*** Supplied text ***
Hello! It is I, woman who used to regularly update her blog. My shocking absence can and will, as usual, be blamed on my two adorable children, who are slowly but surely sucking the life-force from my now husk-like terrestrial body. NOT TO BE DRAMATIC!
No, but really, things are good. Ewan is now a whopping 6 months old, and Lucia is 28 months old. They are both very cute. And they are both very exhausting. I love them so much! But man, they’re a lot of work. But they’re so cute. BUT OH MY GOD I AM SO TIRED.
I want to talk today about breastfeeding. Again. I’ve already talked about it here. But breastfeeding continues to occupy a lot of my mental, emotional, and physical bandwidth. I have so many thoughts and feelings about it, it’s hard to know where to begin. But mostly, I want to talk about how breastfeeding is hard (for me), and how it’s only now, with my second child, that I’m starting to hear that it’s hard for other people, too.
Until recently, I always felt rather alone in my struggles with breastfeeding. It seemed like everyone else just effortlessly nursed their babies (or happily went to formula) while I toiled away, cursed with every breastfeeding affliction and pathology in the book. Let me quickly enumerate the issues I’ve had with breastfeeding. With Lucia, it was oversupply, engorgement, plugged ducts, mastitis (two bouts), undersupply, bottle refusal, and a hellacious recovery process after her three frenectomies at four months old. Somehow, despite all my trials and tribulations, I nursed her for a full year (plus two weeks), and I felt an overwhelming sense of relief when I weaned her. I was so glad to be done with it and to have my body back to myself. Two weeks later, I got pregnant with Ewan. Oops.
With Ewan, I was anticipating a repeat of all the issues I had nursing Lucia. But instead, I got a whole host of NEW problems. Starting when he was about a month old, I began to suffer from stabbing, electric pains in my breasts that felt like I was being burnt with cigarettes from the inside. My symptoms led healthcare professionals to assume that I had a bad case of thrush in the milk ducts, but after over two months’ worth of thrush treatments for me and Ewan (heavy duty oral antifungals for me, washing everyone’s clothes in hot water and bleach, wiping my boobs down with vinegar, treating Ewan’s mouth with everything from nystatin to gentian violet, which stained his entire face purple, etc., etc.), with no relief, a midwife I saw figured out that it wasn’t thrush after all, it was breast spasms. I went on a blood pressure medication that successfully got rid of those. Hooray!
*** End of Supplied text ***
*** Dataset extract ***
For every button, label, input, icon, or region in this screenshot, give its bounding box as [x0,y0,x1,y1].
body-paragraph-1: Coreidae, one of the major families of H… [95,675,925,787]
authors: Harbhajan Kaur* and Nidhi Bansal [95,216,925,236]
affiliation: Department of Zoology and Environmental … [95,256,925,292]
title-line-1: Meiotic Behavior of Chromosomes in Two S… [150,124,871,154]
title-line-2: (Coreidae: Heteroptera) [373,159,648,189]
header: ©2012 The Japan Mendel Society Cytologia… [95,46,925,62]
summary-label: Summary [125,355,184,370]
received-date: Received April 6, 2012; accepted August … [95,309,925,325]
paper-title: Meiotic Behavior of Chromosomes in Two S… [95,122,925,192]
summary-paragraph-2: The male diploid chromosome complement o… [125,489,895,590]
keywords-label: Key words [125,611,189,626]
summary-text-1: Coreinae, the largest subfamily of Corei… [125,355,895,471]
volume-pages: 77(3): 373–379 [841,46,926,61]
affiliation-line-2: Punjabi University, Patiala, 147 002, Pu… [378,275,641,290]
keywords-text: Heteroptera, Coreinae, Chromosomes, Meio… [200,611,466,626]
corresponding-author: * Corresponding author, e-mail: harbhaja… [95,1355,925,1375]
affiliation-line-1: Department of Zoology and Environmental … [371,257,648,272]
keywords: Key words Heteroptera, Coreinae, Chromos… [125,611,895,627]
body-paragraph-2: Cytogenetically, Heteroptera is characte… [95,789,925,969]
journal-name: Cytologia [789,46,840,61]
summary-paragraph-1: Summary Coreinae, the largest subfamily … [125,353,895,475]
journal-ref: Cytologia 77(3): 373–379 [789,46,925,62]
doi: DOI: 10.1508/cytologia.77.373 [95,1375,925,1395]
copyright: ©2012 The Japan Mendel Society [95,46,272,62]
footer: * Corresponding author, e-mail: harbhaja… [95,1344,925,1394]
*** End of Dataset extract ***
- [Task requirements]:
[1] Using the breastfeeding post, state whether each statement agrees with it, answering yes or no and quoting the words that decide it. (a) The writer nursed Lucia for longer than a year. (b) The breast spasms were cleared up with an antifungal medication. (c) Ewan is the older of the two children.
[2] Pick up the breastfeeding post after its final sentence and carry it forward.

- [Activity answers]:
[1]
(a) Yes: "I nursed her for a full year (plus two weeks)"
(b) No: "I went on a blood pressure medication that successfully got rid of those."
(c) No: "Ewan is now a whopping 6 months old, and Lucia is 28 months old."

[2]
But then, I got the stomach flu twice (thanks, pernicious preschool germs) and my milk supply tanked, and poor Ewan fell from the 40th percentile for weight to the 20th. This concerned his pediatrician, so I began a pumping regimen that has increased my supply but has also left me so uncomfortable in the middle of the night that I have to wake up from a dead sleep to pump, usually at three or four in the morning. Also, half a year in, my boobs still hurt occasionally, either while feeding the baby or between feedings. I am still constantly teetering on the brink of getting a plugged duct. I constantly worry about Ewan’s weight (despite his utterly delicious thigh rolls) and my supply. Breastfeeding, for me, has been and continues to be stressful, most of the time.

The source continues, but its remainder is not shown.